**Work to be completed:** Which lines hold the word "RUMIÑAHUI"? Copy each of them from the material.

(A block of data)

--------------------------------------------------

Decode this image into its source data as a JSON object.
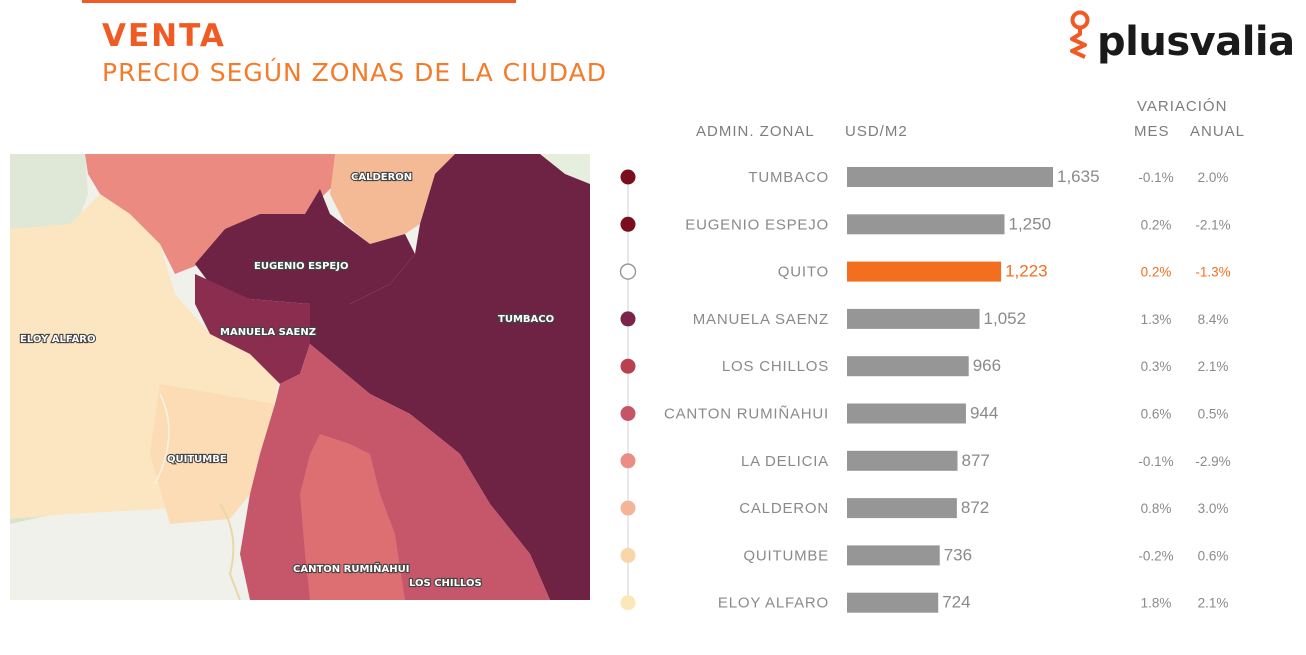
{
  "header": {
    "title": "VENTA",
    "subtitle": "PRECIO SEGÚN ZONAS DE LA CIUDAD"
  },
  "logo": {
    "text": "plusvalia",
    "color": "#f15a22"
  },
  "map": {
    "labels": {
      "calderon": "CALDERON",
      "eugenio_espejo": "EUGENIO ESPEJO",
      "eloy_alfaro": "ELOY ALFARO",
      "manuela_saenz": "MANUELA SAENZ",
      "tumbaco": "TUMBACO",
      "quitumbe": "QUITUMBE",
      "canton_rumiñahui": "CANTON RUMIÑAHUI",
      "los_chillos": "LOS CHILLOS"
    }
  },
  "table_headers": {
    "zone": "ADMIN. ZONAL",
    "price": "USD/M2",
    "variation": "VARIACIÓN",
    "month": "MES",
    "annual": "ANUAL"
  },
  "chart_data": {
    "type": "bar",
    "orientation": "horizontal",
    "categories": [
      "TUMBACO",
      "EUGENIO ESPEJO",
      "QUITO",
      "MANUELA SAENZ",
      "LOS CHILLOS",
      "CANTON RUMIÑAHUI",
      "LA DELICIA",
      "CALDERON",
      "QUITUMBE",
      "ELOY ALFARO"
    ],
    "values": [
      1635,
      1250,
      1223,
      1052,
      966,
      944,
      877,
      872,
      736,
      724
    ],
    "value_labels": [
      "1,635",
      "1,250",
      "1,223",
      "1,052",
      "966",
      "944",
      "877",
      "872",
      "736",
      "724"
    ],
    "variation_month": [
      "-0.1%",
      "0.2%",
      "0.2%",
      "1.3%",
      "0.3%",
      "0.6%",
      "-0.1%",
      "0.8%",
      "-0.2%",
      "1.8%"
    ],
    "variation_annual": [
      "2.0%",
      "-2.1%",
      "-1.3%",
      "8.4%",
      "2.1%",
      "0.5%",
      "-2.9%",
      "3.0%",
      "0.6%",
      "2.1%"
    ],
    "dot_colors": [
      "#7b0e1e",
      "#7b0e1e",
      "#ffffff",
      "#7a2449",
      "#b8404f",
      "#c65466",
      "#ec8d85",
      "#f6b496",
      "#f9d6a8",
      "#fce7b8"
    ],
    "highlight": "QUITO",
    "bar_color": "#969696",
    "highlight_color": "#f36f20"
  }
}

--------------------------------------------------

**Full solution:**
      "canton_rumiñahui": "CANTON RUMIÑAHUI",
      "CANTON RUMIÑAHUI",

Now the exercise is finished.